## EXCERPT TO READ
A client has expressed her desire to give birth with minimal intervention. She is now moving into the active phase of labor. What intervention by the nurse would be the priority of care?

Offering support by reviewing the short-pant form of breathing explanation: By helping the client use the pant form of breathing, the nurse can help the client manage her contractions. This is appropriate because the client has expressed a desire to deliver with minimal intervention.

The nurse plans care for a neonate to prevent neonatal heat loss immediately after birth. What action should the nurse take to conserve heat and help the infant maintain a stable temperature?

Place the infant skin to skin with the mother Explanation: Thermoregulation of the neonate is a critical intervention for the nurse caring for neonates. The preferred method of thermoregulation for healthy term newborns is to place them skin to skin with the mother. Wrapping and placing a hat on the newborn is another way to conserve heat and prevent heat loss. With the neonate lying against a crib wall, heat transfers away from the infant to the cooler surface (conduction). If the neonate is wet, the warmer water on the surface of the neonate evaporates to the cooler air (evaporation). If the neonate is lying in an open crib with a diaper on, the body naturally loses heat to the surrounding cooler air as it radiates from the warm body to the cooler room (radiation).

[Items from a dataset]
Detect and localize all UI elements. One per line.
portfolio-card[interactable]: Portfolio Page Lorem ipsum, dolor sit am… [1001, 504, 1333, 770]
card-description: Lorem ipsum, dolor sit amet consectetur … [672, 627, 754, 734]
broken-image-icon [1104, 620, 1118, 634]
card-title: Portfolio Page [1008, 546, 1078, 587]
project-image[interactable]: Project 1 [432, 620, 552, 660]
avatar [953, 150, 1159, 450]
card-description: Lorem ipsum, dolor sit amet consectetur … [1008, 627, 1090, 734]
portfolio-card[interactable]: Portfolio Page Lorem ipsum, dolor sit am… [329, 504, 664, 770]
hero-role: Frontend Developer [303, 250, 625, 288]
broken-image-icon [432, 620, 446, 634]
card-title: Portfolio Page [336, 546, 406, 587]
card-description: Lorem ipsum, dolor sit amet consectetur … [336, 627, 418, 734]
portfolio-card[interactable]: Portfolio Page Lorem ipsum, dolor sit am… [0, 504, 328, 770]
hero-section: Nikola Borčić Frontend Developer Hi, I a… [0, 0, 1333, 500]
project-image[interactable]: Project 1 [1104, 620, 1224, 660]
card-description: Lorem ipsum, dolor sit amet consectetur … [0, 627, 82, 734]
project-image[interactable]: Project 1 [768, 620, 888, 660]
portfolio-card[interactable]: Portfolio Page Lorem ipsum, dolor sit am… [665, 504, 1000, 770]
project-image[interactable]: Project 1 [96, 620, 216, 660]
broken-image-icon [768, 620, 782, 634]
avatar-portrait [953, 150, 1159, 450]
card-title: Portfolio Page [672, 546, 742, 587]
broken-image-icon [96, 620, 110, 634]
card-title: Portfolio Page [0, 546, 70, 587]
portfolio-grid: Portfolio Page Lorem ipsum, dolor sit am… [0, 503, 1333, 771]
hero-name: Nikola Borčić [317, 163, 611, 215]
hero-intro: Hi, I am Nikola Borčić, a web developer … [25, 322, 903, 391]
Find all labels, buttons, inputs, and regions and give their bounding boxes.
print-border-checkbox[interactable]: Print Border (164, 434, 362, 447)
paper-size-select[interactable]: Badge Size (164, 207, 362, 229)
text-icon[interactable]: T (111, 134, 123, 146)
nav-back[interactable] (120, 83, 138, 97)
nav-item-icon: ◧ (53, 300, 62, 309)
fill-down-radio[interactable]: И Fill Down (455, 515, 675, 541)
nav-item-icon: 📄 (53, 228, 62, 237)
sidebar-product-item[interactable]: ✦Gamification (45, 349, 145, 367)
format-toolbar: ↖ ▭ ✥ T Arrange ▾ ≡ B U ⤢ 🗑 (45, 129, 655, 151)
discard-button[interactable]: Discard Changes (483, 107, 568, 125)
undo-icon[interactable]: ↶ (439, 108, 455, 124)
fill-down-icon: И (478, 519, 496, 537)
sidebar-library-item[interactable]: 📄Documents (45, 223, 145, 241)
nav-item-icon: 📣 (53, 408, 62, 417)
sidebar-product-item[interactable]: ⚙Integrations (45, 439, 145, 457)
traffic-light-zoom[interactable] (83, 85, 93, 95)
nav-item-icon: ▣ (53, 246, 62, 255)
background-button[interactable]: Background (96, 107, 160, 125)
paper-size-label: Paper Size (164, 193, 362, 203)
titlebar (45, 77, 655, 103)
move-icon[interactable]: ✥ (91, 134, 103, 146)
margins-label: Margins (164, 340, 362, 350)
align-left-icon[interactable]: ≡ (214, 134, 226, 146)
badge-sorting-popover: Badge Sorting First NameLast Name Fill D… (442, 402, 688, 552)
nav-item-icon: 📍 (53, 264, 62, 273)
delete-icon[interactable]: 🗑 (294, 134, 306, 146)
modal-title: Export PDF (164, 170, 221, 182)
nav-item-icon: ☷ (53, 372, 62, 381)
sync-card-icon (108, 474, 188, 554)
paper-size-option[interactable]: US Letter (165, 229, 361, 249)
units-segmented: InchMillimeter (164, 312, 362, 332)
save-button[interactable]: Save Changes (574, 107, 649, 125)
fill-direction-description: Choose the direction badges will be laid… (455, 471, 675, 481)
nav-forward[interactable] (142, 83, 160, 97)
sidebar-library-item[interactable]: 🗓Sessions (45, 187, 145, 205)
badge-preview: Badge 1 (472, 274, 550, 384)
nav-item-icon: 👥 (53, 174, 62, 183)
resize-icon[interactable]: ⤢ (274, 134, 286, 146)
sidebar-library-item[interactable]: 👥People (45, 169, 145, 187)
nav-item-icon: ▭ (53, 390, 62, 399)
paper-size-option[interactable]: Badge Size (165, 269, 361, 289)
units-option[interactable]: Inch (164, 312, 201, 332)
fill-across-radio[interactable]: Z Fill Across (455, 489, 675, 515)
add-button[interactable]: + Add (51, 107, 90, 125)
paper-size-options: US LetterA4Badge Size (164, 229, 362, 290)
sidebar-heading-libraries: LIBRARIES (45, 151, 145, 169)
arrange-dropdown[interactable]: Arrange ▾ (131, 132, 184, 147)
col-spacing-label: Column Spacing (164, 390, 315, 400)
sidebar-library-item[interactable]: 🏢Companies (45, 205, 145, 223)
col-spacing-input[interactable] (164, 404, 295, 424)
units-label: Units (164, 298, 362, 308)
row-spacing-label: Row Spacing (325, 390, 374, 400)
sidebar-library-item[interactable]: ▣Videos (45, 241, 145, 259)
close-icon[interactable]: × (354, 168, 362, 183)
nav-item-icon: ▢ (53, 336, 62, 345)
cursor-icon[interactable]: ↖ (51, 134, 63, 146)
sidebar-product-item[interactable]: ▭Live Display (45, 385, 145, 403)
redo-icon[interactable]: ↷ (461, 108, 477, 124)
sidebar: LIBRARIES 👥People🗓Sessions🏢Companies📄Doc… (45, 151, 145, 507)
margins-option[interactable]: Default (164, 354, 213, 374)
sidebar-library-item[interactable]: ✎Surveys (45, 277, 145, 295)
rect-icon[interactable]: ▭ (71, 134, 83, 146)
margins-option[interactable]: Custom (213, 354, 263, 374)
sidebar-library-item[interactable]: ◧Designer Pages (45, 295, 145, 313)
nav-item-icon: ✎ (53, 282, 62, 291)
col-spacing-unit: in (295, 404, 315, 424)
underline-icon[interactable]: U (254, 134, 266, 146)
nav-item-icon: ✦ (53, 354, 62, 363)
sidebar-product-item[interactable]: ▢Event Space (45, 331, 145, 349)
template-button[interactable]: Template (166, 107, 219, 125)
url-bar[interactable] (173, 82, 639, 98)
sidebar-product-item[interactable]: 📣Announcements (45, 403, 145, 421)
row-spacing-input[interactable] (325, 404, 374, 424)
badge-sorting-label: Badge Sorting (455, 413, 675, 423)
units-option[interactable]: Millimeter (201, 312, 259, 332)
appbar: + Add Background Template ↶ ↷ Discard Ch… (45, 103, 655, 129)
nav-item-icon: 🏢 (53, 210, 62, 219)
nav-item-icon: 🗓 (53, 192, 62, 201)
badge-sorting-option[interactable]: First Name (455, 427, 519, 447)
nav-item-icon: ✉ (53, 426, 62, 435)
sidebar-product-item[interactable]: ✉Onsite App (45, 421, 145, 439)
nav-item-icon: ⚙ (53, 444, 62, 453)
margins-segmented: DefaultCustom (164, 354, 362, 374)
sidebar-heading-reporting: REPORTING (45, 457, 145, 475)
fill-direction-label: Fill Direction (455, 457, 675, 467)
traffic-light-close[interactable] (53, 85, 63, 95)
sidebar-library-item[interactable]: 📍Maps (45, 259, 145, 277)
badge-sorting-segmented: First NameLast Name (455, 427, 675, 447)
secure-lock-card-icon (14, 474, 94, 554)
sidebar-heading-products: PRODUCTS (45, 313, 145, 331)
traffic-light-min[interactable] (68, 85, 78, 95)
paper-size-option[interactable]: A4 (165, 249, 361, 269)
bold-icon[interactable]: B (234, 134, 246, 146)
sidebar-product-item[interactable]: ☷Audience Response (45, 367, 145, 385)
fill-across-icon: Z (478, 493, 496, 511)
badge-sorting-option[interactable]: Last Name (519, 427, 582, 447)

## WHAT THE TASK ASKS
Answer these questions using the nursing text above.
1. According to the text, why is helping the laboring client with the pant form of breathing appropriate?
2. What is the preferred method of thermoregulation for healthy term newborns?
3. What term does the text give for the heat loss when a neonate lies against a crib wall?

## PROBLEM SOLUTION
1. The client has expressed a desire to deliver with minimal intervention.
2. Placing them skin to skin with the mother.
3. Conduction.